## Begin Data supplied

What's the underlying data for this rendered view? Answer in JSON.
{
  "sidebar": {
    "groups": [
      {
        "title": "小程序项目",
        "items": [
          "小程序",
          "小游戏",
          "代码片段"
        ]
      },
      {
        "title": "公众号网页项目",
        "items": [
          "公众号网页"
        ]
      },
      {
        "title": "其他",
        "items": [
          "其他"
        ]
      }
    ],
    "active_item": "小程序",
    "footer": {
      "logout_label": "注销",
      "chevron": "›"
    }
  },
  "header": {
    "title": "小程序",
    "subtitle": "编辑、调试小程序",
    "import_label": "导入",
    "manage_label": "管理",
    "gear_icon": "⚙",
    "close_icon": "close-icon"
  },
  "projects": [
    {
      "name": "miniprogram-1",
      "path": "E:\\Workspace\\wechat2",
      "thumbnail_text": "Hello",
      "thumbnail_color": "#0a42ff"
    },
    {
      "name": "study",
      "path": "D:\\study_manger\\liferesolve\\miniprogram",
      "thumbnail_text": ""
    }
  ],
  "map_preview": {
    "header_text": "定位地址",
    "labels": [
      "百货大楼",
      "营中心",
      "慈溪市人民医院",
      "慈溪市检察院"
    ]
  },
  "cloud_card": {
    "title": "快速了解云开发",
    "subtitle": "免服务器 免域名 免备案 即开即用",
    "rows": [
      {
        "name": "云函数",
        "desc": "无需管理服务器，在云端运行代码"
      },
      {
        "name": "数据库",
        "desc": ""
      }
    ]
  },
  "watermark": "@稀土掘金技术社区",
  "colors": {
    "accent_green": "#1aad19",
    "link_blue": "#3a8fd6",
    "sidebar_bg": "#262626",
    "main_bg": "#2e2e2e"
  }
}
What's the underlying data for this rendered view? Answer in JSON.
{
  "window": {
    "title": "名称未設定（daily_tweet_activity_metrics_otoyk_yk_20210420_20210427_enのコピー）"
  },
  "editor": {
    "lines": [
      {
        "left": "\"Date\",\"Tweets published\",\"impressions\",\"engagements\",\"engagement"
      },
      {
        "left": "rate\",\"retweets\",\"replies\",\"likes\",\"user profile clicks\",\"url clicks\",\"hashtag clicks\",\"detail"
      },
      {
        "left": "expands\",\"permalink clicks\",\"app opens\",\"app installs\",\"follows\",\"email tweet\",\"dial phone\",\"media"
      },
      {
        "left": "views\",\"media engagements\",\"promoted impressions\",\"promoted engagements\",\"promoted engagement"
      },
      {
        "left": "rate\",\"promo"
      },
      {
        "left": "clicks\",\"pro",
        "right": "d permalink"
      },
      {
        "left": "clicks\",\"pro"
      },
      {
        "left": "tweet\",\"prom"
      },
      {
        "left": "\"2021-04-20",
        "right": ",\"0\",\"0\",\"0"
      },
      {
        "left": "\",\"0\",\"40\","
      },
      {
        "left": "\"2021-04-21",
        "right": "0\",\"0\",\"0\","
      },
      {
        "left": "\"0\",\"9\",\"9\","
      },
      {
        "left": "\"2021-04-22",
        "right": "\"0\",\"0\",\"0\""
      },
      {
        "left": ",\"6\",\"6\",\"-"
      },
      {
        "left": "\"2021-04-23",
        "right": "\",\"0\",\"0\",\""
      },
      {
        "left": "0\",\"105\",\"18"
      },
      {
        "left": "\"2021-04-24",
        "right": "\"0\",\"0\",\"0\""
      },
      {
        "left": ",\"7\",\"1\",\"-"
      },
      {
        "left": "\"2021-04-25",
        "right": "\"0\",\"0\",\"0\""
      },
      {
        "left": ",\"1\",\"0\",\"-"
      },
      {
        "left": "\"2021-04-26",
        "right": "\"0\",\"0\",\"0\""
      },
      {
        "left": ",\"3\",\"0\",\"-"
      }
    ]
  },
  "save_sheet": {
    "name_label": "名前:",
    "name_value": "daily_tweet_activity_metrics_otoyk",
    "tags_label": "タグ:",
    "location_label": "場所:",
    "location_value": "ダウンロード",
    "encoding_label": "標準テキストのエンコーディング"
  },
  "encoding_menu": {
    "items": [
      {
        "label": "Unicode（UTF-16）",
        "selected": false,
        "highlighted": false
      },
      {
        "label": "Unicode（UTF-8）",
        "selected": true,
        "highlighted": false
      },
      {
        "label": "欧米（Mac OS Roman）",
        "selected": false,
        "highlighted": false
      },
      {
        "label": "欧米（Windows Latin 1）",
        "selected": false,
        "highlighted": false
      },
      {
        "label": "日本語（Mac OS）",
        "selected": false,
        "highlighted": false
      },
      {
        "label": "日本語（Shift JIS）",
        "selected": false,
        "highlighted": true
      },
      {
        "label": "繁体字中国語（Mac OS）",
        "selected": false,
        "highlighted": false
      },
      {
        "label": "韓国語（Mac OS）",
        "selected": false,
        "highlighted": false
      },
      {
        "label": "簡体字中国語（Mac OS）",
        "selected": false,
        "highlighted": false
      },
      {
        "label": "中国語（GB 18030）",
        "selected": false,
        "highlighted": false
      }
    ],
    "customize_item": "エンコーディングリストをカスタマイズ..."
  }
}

## End Data supplied

*Required task*. Repeat the data above exactly.

*Answer to this exercise*.
What's the underlying data for this rendered view? Answer in JSON.
{
  "sidebar": {
    "groups": [
      {
        "title": "小程序项目",
        "items": [
          "小程序",
          "小游戏",
          "代码片段"
        ]
      },
      {
        "title": "公众号网页项目",
        "items": [
          "公众号网页"
        ]
      },
      {
        "title": "其他",
        "items": [
          "其他"
        ]
      }
    ],
    "active_item": "小程序",
    "footer": {
      "logout_label": "注销",
      "chevron": "›"
    }
  },
  "header": {
    "title": "小程序",
    "subtitle": "编辑、调试小程序",
    "import_label": "导入",
    "manage_label": "管理",
    "gear_icon": "⚙",
    "close_icon": "close-icon"
  },
  "projects": [
    {
      "name": "miniprogram-1",
      "path": "E:\\Workspace\\wechat2",
      "thumbnail_text": "Hello",
      "thumbnail_color": "#0a42ff"
    },
    {
      "name": "study",
      "path": "D:\\study_manger\\liferesolve\\miniprogram",
      "thumbnail_text": ""
    }
  ],
  "map_preview": {
    "header_text": "定位地址",
    "labels": [
      "百货大楼",
      "营中心",
      "慈溪市人民医院",
      "慈溪市检察院"
    ]
  },
  "cloud_card": {
    "title": "快速了解云开发",
    "subtitle": "免服务器 免域名 免备案 即开即用",
    "rows": [
      {
        "name": "云函数",
        "desc": "无需管理服务器，在云端运行代码"
      },
      {
        "name": "数据库",
        "desc": ""
      }
    ]
  },
  "watermark": "@稀土掘金技术社区",
  "colors": {
    "accent_green": "#1aad19",
    "link_blue": "#3a8fd6",
    "sidebar_bg": "#262626",
    "main_bg": "#2e2e2e"
  }
}
What's the underlying data for this rendered view? Answer in JSON.
{
  "window": {
    "title": "名称未設定（daily_tweet_activity_metrics_otoyk_yk_20210420_20210427_enのコピー）"
  },
  "editor": {
    "lines": [
      {
        "left": "\"Date\",\"Tweets published\",\"impressions\",\"engagements\",\"engagement"
      },
      {
        "left": "rate\",\"retweets\",\"replies\",\"likes\",\"user profile clicks\",\"url clicks\",\"hashtag clicks\",\"detail"
      },
      {
        "left": "expands\",\"permalink clicks\",\"app opens\",\"app installs\",\"follows\",\"email tweet\",\"dial phone\",\"media"
      },
      {
        "left": "views\",\"media engagements\",\"promoted impressions\",\"promoted engagements\",\"promoted engagement"
      },
      {
        "left": "rate\",\"promo"
      },
      {
        "left": "clicks\",\"pro",
        "right": "d permalink"
      },
      {
        "left": "clicks\",\"pro"
      },
      {
        "left": "tweet\",\"prom"
      },
      {
        "left": "\"2021-04-20",
        "right": ",\"0\",\"0\",\"0"
      },
      {
        "left": "\",\"0\",\"40\","
      },
      {
        "left": "\"2021-04-21",
        "right": "0\",\"0\",\"0\","
      },
      {
        "left": "\"0\",\"9\",\"9\","
      },
      {
        "left": "\"2021-04-22",
        "right": "\"0\",\"0\",\"0\""
      },
      {
        "left": ",\"6\",\"6\",\"-"
      },
      {
        "left": "\"2021-04-23",
        "right": "\",\"0\",\"0\",\""
      },
      {
        "left": "0\",\"105\",\"18"
      },
      {
        "left": "\"2021-04-24",
        "right": "\"0\",\"0\",\"0\""
      },
      {
        "left": ",\"7\",\"1\",\"-"
      },
      {
        "left": "\"2021-04-25",
        "right": "\"0\",\"0\",\"0\""
      },
      {
        "left": ",\"1\",\"0\",\"-"
      },
      {
        "left": "\"2021-04-26",
        "right": "\"0\",\"0\",\"0\""
      },
      {
        "left": ",\"3\",\"0\",\"-"
      }
    ]
  },
  "save_sheet": {
    "name_label": "名前:",
    "name_value": "daily_tweet_activity_metrics_otoyk",
    "tags_label": "タグ:",
    "location_label": "場所:",
    "location_value": "ダウンロード",
    "encoding_label": "標準テキストのエンコーディング"
  },
  "encoding_menu": {
    "items": [
      {
        "label": "Unicode（UTF-16）",
        "selected": false,
        "highlighted": false
      },
      {
        "label": "Unicode（UTF-8）",
        "selected": true,
        "highlighted": false
      },
      {
        "label": "欧米（Mac OS Roman）",
        "selected": false,
        "highlighted": false
      },
      {
        "label": "欧米（Windows Latin 1）",
        "selected": false,
        "highlighted": false
      },
      {
        "label": "日本語（Mac OS）",
        "selected": false,
        "highlighted": false
      },
      {
        "label": "日本語（Shift JIS）",
        "selected": false,
        "highlighted": true
      },
      {
        "label": "繁体字中国語（Mac OS）",
        "selected": false,
        "highlighted": false
      },
      {
        "label": "韓国語（Mac OS）",
        "selected": false,
        "highlighted": false
      },
      {
        "label": "簡体字中国語（Mac OS）",
        "selected": false,
        "highlighted": false
      },
      {
        "label": "中国語（GB 18030）",
        "selected": false,
        "highlighted": false
      }
    ],
    "customize_item": "エンコーディングリストをカスタマイズ..."
  }
}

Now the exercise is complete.